### SET TASK
Each line should be copied exactly.

### STORED ROWS
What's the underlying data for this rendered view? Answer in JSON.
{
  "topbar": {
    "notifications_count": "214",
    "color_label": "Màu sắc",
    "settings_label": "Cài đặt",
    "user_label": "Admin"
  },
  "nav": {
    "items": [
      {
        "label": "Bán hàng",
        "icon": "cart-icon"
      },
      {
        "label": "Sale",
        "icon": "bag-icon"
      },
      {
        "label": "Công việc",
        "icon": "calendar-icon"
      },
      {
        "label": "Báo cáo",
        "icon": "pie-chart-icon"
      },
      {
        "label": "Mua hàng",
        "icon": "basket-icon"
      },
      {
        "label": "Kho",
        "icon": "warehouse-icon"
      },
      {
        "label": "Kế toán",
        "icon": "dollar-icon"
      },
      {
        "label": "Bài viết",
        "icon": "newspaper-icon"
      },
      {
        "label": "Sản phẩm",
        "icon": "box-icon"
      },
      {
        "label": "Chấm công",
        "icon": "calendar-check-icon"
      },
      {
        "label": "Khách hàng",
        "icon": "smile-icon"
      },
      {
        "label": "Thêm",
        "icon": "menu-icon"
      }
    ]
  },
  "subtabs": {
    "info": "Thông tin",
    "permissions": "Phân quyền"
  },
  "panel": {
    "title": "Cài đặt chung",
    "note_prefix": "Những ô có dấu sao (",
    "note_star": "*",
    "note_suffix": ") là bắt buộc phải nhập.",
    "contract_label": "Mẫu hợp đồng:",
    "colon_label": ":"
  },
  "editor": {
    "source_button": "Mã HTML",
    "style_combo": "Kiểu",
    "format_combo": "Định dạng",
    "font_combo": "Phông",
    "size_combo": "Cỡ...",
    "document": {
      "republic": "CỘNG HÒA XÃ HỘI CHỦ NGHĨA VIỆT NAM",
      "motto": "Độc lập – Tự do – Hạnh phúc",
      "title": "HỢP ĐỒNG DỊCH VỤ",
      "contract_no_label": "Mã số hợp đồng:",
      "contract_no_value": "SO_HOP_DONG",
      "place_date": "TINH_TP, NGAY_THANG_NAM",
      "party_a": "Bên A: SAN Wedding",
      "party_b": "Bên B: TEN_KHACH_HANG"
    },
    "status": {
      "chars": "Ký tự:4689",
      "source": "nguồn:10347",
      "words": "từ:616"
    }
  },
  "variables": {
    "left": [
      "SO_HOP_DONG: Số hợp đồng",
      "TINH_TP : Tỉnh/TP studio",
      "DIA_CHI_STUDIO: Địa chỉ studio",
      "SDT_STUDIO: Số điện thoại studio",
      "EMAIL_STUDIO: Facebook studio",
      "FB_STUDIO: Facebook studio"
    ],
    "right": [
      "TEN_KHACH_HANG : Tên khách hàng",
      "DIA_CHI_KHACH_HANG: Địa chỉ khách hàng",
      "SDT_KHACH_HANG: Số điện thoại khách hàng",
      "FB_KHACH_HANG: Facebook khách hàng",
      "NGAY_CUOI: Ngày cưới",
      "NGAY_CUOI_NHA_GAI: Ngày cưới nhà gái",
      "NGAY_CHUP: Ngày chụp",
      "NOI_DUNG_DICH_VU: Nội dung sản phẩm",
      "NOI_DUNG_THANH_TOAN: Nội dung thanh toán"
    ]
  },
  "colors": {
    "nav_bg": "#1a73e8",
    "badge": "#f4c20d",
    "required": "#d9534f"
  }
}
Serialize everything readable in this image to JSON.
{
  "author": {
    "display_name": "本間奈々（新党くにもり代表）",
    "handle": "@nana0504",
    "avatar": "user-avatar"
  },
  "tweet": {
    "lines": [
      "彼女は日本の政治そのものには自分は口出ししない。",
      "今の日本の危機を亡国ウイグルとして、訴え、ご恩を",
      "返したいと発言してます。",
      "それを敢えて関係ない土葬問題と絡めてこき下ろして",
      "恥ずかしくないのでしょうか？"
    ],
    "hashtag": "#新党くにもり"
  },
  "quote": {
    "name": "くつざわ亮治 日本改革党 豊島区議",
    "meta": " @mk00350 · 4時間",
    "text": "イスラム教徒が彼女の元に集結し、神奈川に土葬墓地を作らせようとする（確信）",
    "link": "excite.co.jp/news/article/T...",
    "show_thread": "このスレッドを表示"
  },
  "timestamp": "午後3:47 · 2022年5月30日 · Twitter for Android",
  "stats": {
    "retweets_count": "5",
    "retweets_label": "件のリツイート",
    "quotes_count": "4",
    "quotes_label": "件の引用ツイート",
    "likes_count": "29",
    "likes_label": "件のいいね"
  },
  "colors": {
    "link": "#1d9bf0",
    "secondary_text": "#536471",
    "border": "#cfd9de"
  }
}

### OUTPUT FOR THIS EXERCISE
What's the underlying data for this rendered view? Answer in JSON.
{
  "topbar": {
    "notifications_count": "214",
    "color_label": "Màu sắc",
    "settings_label": "Cài đặt",
    "user_label": "Admin"
  },
  "nav": {
    "items": [
      {
        "label": "Bán hàng",
        "icon": "cart-icon"
      },
      {
        "label": "Sale",
        "icon": "bag-icon"
      },
      {
        "label": "Công việc",
        "icon": "calendar-icon"
      },
      {
        "label": "Báo cáo",
        "icon": "pie-chart-icon"
      },
      {
        "label": "Mua hàng",
        "icon": "basket-icon"
      },
      {
        "label": "Kho",
        "icon": "warehouse-icon"
      },
      {
        "label": "Kế toán",
        "icon": "dollar-icon"
      },
      {
        "label": "Bài viết",
        "icon": "newspaper-icon"
      },
      {
        "label": "Sản phẩm",
        "icon": "box-icon"
      },
      {
        "label": "Chấm công",
        "icon": "calendar-check-icon"
      },
      {
        "label": "Khách hàng",
        "icon": "smile-icon"
      },
      {
        "label": "Thêm",
        "icon": "menu-icon"
      }
    ]
  },
  "subtabs": {
    "info": "Thông tin",
    "permissions": "Phân quyền"
  },
  "panel": {
    "title": "Cài đặt chung",
    "note_prefix": "Những ô có dấu sao (",
    "note_star": "*",
    "note_suffix": ") là bắt buộc phải nhập.",
    "contract_label": "Mẫu hợp đồng:",
    "colon_label": ":"
  },
  "editor": {
    "source_button": "Mã HTML",
    "style_combo": "Kiểu",
    "format_combo": "Định dạng",
    "font_combo": "Phông",
    "size_combo": "Cỡ...",
    "document": {
      "republic": "CỘNG HÒA XÃ HỘI CHỦ NGHĨA VIỆT NAM",
      "motto": "Độc lập – Tự do – Hạnh phúc",
      "title": "HỢP ĐỒNG DỊCH VỤ",
      "contract_no_label": "Mã số hợp đồng:",
      "contract_no_value": "SO_HOP_DONG",
      "place_date": "TINH_TP, NGAY_THANG_NAM",
      "party_a": "Bên A: SAN Wedding",
      "party_b": "Bên B: TEN_KHACH_HANG"
    },
    "status": {
      "chars": "Ký tự:4689",
      "source": "nguồn:10347",
      "words": "từ:616"
    }
  },
  "variables": {
    "left": [
      "SO_HOP_DONG: Số hợp đồng",
      "TINH_TP : Tỉnh/TP studio",
      "DIA_CHI_STUDIO: Địa chỉ studio",
      "SDT_STUDIO: Số điện thoại studio",
      "EMAIL_STUDIO: Facebook studio",
      "FB_STUDIO: Facebook studio"
    ],
    "right": [
      "TEN_KHACH_HANG : Tên khách hàng",
      "DIA_CHI_KHACH_HANG: Địa chỉ khách hàng",
      "SDT_KHACH_HANG: Số điện thoại khách hàng",
      "FB_KHACH_HANG: Facebook khách hàng",
      "NGAY_CUOI: Ngày cưới",
      "NGAY_CUOI_NHA_GAI: Ngày cưới nhà gái",
      "NGAY_CHUP: Ngày chụp",
      "NOI_DUNG_DICH_VU: Nội dung sản phẩm",
      "NOI_DUNG_THANH_TOAN: Nội dung thanh toán"
    ]
  },
  "colors": {
    "nav_bg": "#1a73e8",
    "badge": "#f4c20d",
    "required": "#d9534f"
  }
}
Serialize everything readable in this image to JSON.
{
  "author": {
    "display_name": "本間奈々（新党くにもり代表）",
    "handle": "@nana0504",
    "avatar": "user-avatar"
  },
  "tweet": {
    "lines": [
      "彼女は日本の政治そのものには自分は口出ししない。",
      "今の日本の危機を亡国ウイグルとして、訴え、ご恩を",
      "返したいと発言してます。",
      "それを敢えて関係ない土葬問題と絡めてこき下ろして",
      "恥ずかしくないのでしょうか？"
    ],
    "hashtag": "#新党くにもり"
  },
  "quote": {
    "name": "くつざわ亮治 日本改革党 豊島区議",
    "meta": " @mk00350 · 4時間",
    "text": "イスラム教徒が彼女の元に集結し、神奈川に土葬墓地を作らせようとする（確信）",
    "link": "excite.co.jp/news/article/T...",
    "show_thread": "このスレッドを表示"
  },
  "timestamp": "午後3:47 · 2022年5月30日 · Twitter for Android",
  "stats": {
    "retweets_count": "5",
    "retweets_label": "件のリツイート",
    "quotes_count": "4",
    "quotes_label": "件の引用ツイート",
    "likes_count": "29",
    "likes_label": "件のいいね"
  },
  "colors": {
    "link": "#1d9bf0",
    "secondary_text": "#536471",
    "border": "#cfd9de"
  }
}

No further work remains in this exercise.